Data entries —
****************************************
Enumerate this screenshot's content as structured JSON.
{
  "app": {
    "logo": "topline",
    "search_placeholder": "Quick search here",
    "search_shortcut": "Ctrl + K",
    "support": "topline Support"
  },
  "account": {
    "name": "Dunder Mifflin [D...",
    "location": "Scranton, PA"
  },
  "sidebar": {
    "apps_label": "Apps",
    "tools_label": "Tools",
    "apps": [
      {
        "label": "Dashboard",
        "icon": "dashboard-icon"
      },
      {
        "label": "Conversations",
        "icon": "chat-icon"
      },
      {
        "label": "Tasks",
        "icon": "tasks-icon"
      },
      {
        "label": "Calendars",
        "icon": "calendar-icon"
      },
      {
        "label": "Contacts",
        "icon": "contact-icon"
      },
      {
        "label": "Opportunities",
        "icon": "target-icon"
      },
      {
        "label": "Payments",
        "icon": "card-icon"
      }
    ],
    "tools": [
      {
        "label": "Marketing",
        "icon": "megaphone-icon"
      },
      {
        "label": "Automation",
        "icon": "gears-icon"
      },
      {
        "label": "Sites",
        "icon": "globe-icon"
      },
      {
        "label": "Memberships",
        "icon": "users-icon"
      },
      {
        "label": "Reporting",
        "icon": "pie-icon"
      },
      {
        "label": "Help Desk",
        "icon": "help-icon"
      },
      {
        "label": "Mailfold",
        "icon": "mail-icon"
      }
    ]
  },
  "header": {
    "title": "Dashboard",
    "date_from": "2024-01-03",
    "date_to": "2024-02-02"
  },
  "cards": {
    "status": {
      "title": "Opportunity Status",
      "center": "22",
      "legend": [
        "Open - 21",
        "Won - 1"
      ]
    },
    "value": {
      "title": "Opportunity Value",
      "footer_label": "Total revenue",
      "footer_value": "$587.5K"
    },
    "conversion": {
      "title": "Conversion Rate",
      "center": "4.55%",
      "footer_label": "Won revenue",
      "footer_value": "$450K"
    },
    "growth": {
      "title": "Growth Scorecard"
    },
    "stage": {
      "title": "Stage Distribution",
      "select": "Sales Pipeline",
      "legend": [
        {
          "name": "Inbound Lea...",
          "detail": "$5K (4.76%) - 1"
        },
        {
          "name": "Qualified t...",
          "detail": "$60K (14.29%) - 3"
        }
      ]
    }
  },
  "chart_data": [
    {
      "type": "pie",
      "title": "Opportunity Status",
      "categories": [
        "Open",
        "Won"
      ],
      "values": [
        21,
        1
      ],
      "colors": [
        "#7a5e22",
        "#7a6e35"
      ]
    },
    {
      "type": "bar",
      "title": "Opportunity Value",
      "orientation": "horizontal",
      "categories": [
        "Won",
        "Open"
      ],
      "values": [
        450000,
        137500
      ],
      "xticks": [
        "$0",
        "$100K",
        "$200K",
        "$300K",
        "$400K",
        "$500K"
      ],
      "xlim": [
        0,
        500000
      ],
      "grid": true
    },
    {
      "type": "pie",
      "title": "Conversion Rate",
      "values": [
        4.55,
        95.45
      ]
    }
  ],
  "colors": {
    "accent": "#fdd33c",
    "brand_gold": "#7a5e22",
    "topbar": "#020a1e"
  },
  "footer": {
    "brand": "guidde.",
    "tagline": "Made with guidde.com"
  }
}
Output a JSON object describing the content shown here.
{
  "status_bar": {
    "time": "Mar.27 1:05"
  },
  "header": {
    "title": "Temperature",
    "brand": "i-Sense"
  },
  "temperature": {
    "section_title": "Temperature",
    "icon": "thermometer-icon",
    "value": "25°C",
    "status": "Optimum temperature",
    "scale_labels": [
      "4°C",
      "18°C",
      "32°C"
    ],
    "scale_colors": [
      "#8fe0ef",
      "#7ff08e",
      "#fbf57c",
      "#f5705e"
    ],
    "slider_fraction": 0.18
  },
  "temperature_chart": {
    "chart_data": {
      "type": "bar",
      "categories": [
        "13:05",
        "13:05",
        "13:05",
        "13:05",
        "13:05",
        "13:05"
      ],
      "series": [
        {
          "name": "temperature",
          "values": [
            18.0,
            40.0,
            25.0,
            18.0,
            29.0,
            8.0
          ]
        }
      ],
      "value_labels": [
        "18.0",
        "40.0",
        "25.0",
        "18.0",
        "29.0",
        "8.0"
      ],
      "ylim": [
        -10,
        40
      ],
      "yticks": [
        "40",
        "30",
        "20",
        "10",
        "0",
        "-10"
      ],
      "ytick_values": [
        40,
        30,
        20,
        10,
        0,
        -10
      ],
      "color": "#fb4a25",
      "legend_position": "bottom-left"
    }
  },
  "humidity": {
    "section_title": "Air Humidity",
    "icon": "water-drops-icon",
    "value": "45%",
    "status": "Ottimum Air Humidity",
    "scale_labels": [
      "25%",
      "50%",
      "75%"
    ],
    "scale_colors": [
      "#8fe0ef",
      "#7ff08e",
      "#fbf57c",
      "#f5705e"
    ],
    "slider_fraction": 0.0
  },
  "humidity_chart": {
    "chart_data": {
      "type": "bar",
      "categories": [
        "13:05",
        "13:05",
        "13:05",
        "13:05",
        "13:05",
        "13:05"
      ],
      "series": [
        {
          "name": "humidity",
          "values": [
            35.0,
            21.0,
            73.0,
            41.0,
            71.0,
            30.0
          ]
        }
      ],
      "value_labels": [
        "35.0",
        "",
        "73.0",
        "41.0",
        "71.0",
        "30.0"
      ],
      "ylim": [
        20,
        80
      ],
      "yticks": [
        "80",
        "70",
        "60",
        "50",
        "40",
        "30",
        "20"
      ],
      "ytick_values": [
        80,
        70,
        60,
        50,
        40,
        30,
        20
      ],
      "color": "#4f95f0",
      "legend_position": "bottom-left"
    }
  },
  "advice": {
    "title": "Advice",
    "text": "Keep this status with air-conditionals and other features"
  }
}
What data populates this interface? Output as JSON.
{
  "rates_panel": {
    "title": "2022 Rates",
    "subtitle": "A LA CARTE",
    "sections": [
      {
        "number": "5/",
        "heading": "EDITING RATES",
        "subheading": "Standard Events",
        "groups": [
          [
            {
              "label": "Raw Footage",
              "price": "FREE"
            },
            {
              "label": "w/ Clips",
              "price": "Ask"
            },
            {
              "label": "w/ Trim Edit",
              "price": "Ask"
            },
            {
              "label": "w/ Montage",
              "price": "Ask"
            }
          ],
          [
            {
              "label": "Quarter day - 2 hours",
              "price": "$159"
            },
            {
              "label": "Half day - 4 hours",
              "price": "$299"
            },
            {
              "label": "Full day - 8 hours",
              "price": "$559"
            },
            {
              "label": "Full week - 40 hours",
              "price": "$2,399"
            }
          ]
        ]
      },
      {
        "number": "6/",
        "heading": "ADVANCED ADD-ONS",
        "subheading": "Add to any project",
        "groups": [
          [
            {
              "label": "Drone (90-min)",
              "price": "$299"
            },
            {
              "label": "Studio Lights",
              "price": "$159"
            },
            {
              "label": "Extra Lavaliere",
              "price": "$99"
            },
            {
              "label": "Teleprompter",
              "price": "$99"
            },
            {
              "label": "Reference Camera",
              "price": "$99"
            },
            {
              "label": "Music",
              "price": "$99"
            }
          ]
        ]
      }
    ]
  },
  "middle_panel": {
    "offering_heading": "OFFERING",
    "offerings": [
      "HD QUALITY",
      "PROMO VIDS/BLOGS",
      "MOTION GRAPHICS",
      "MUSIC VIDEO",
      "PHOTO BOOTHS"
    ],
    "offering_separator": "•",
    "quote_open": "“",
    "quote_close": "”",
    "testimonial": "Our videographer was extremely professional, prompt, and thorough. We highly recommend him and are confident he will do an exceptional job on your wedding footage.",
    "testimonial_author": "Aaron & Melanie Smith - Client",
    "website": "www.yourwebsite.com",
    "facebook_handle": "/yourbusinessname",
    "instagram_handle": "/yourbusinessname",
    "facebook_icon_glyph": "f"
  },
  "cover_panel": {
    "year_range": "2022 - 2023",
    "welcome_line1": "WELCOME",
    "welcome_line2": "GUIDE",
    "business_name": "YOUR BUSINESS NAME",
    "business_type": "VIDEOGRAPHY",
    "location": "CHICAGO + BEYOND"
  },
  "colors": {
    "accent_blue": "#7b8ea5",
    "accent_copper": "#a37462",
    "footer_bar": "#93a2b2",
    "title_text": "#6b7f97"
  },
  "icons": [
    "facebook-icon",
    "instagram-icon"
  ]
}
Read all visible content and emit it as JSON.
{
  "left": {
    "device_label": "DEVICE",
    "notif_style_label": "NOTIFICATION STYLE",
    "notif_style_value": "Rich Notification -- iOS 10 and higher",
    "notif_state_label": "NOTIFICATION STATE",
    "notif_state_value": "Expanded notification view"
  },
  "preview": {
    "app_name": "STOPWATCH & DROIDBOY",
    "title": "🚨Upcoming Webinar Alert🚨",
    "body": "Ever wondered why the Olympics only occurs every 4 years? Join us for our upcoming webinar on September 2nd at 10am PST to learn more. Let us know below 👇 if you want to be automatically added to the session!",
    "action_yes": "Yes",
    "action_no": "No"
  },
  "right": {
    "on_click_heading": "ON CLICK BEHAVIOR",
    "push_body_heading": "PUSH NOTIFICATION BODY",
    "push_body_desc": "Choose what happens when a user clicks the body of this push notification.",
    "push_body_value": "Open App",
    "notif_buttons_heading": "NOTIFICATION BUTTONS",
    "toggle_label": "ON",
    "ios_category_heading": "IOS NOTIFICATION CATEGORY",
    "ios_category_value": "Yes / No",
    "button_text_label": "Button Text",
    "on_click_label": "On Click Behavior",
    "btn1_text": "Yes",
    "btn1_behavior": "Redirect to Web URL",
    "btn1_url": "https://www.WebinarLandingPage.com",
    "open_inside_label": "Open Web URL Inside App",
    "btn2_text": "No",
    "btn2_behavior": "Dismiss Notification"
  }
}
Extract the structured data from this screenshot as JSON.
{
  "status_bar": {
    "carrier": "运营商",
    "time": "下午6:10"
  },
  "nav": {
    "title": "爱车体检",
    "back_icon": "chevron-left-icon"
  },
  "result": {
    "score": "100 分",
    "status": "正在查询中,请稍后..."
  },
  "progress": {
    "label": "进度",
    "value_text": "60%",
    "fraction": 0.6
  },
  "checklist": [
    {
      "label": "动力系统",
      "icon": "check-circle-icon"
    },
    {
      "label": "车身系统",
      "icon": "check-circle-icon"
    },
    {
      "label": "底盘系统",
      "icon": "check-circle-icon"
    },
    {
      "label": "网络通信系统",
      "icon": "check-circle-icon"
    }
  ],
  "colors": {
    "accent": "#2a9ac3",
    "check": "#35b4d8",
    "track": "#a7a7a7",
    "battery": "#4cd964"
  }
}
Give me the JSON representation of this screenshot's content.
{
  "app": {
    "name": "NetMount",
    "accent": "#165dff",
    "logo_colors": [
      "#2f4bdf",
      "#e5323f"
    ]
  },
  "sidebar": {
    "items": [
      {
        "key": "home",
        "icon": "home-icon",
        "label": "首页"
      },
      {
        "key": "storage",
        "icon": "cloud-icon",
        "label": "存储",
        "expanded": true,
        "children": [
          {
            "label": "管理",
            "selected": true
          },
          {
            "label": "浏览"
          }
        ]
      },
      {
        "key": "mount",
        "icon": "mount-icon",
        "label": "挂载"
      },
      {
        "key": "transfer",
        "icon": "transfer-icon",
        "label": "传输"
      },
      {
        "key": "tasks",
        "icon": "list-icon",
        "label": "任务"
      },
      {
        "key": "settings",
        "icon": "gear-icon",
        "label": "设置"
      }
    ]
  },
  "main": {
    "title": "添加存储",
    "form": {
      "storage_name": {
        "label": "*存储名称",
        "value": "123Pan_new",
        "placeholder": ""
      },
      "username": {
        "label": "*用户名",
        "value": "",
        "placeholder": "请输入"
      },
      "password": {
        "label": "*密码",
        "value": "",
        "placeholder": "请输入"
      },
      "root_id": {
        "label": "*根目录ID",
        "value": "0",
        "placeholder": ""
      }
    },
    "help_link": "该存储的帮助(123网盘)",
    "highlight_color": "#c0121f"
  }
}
****************************************
STATED PROBLEM — Using the entries above, find all lines with "location". Copy them.

TASK ANSWER —
    "location": "Scranton, PA"
    "location": "CHICAGO + BEYOND"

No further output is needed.